Write out each line word for word. Drop pictures.
· · · ·
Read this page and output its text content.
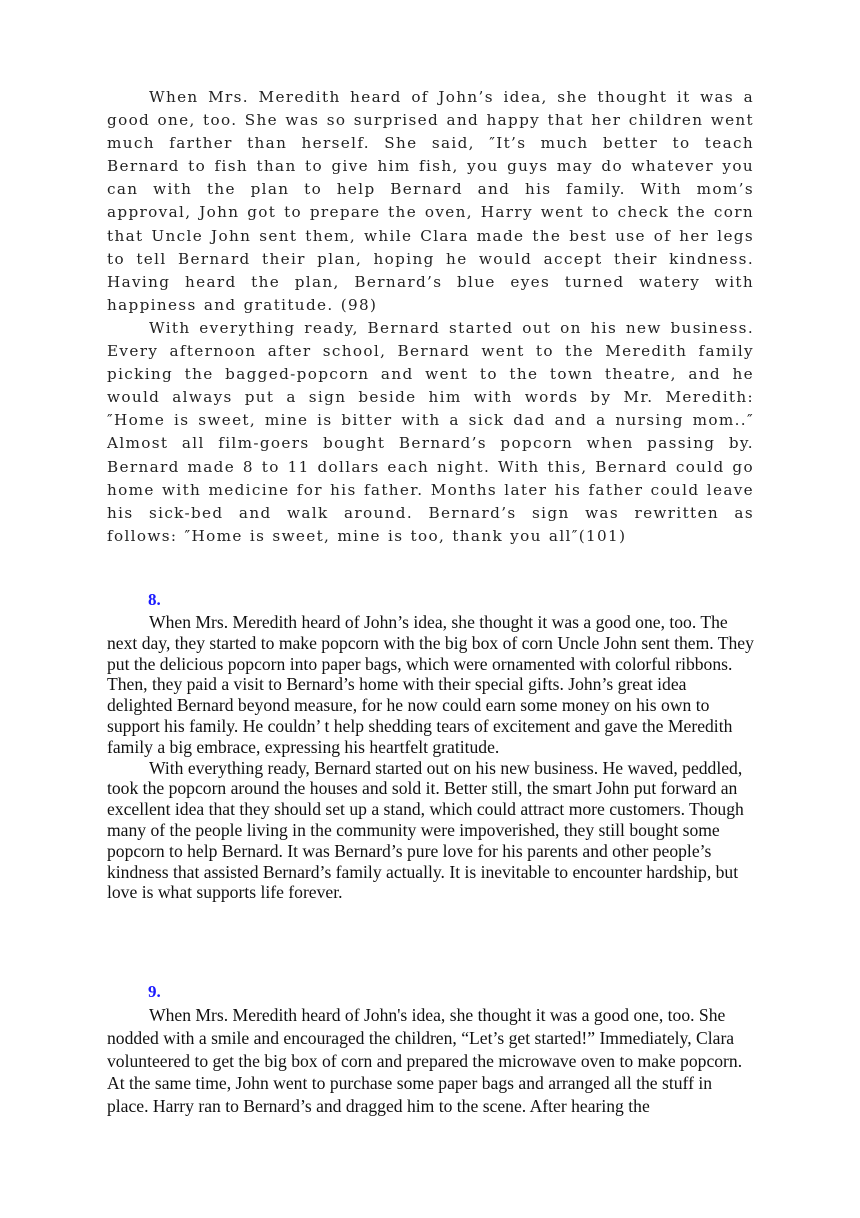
When Mrs. Meredith heard of John’s idea, she thought it was a good one, too. She was so surprised and happy that her children went much farther than herself. She said, ″It’s much better to teach Bernard to fish than to give him fish, you guys may do whatever you can with the plan to help Bernard and his family. With mom’s approval, John got to prepare the oven, Harry went to check the corn that Uncle John sent them, while Clara made the best use of her legs to tell Bernard their plan, hoping he would accept their kindness. Having heard the plan, Bernard’s blue eyes turned watery with happiness and gratitude. (98)

With everything ready, Bernard started out on his new business. Every afternoon after school, Bernard went to the Meredith family picking the bagged-popcorn and went to the town theatre, and he would always put a sign beside him with words by Mr. Meredith: ″Home is sweet, mine is bitter with a sick dad and a nursing mom..″ Almost all film-goers bought Bernard’s popcorn when passing by. Bernard made 8 to 11 dollars each night. With this, Bernard could go home with medicine for his father. Months later his father could leave his sick-bed and walk around. Bernard’s sign was rewritten as follows: ″Home is sweet, mine is too, thank you all″(101)

8.

When Mrs. Meredith heard of John’s idea, she thought it was a good one, too. The next day, they started to make popcorn with the big box of corn Uncle John sent them. They put the delicious popcorn into paper bags, which were ornamented with colorful ribbons. Then, they paid a visit to Bernard’s home with their special gifts. John’s great idea delighted Bernard beyond measure, for he now could earn some money on his own to support his family. He couldn’ t help shedding tears of excitement and gave the Meredith family a big embrace, expressing his heartfelt gratitude.

With everything ready, Bernard started out on his new business. He waved, peddled, took the popcorn around the houses and sold it. Better still, the smart John put forward an excellent idea that they should set up a stand, which could attract more customers. Though many of the people living in the community were impoverished, they still bought some popcorn to help Bernard. It was Bernard’s pure love for his parents and other people’s kindness that assisted Bernard’s family actually. It is inevitable to encounter hardship, but love is what supports life forever.

9.

When Mrs. Meredith heard of John's idea, she thought it was a good one, too. She nodded with a smile and encouraged the children, “Let’s get started!” Immediately, Clara volunteered to get the big box of corn and prepared the microwave oven to make popcorn. At the same time, John went to purchase some paper bags and arranged all the stuff in place. Harry ran to Bernard’s and dragged him to the scene. After hearing the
· · · ·
- _Full output_
Read this page and output its text content.
When Mrs. Meredith heard of John’s idea, she thought it was a good one, too. She was so surprised and happy that her children went much farther than herself. She said, ″It’s much better to teach Bernard to fish than to give him fish, you guys may do whatever you can with the plan to help Bernard and his family. With mom’s approval, John got to prepare the oven, Harry went to check the corn that Uncle John sent them, while Clara made the best use of her legs to tell Bernard their plan, hoping he would accept their kindness. Having heard the plan, Bernard’s blue eyes turned watery with happiness and gratitude. (98)

With everything ready, Bernard started out on his new business. Every afternoon after school, Bernard went to the Meredith family picking the bagged-popcorn and went to the town theatre, and he would always put a sign beside him with words by Mr. Meredith: ″Home is sweet, mine is bitter with a sick dad and a nursing mom..″ Almost all film-goers bought Bernard’s popcorn when passing by. Bernard made 8 to 11 dollars each night. With this, Bernard could go home with medicine for his father. Months later his father could leave his sick-bed and walk around. Bernard’s sign was rewritten as follows: ″Home is sweet, mine is too, thank you all″(101)

8.

When Mrs. Meredith heard of John’s idea, she thought it was a good one, too. The next day, they started to make popcorn with the big box of corn Uncle John sent them. They put the delicious popcorn into paper bags, which were ornamented with colorful ribbons. Then, they paid a visit to Bernard’s home with their special gifts. John’s great idea delighted Bernard beyond measure, for he now could earn some money on his own to support his family. He couldn’ t help shedding tears of excitement and gave the Meredith family a big embrace, expressing his heartfelt gratitude.

With everything ready, Bernard started out on his new business. He waved, peddled, took the popcorn around the houses and sold it. Better still, the smart John put forward an excellent idea that they should set up a stand, which could attract more customers. Though many of the people living in the community were impoverished, they still bought some popcorn to help Bernard. It was Bernard’s pure love for his parents and other people’s kindness that assisted Bernard’s family actually. It is inevitable to encounter hardship, but love is what supports life forever.

9.

When Mrs. Meredith heard of John's idea, she thought it was a good one, too. She nodded with a smile and encouraged the children, “Let’s get started!” Immediately, Clara volunteered to get the big box of corn and prepared the microwave oven to make popcorn. At the same time, John went to purchase some paper bags and arranged all the stuff in place. Harry ran to Bernard’s and dragged him to the scene. After hearing the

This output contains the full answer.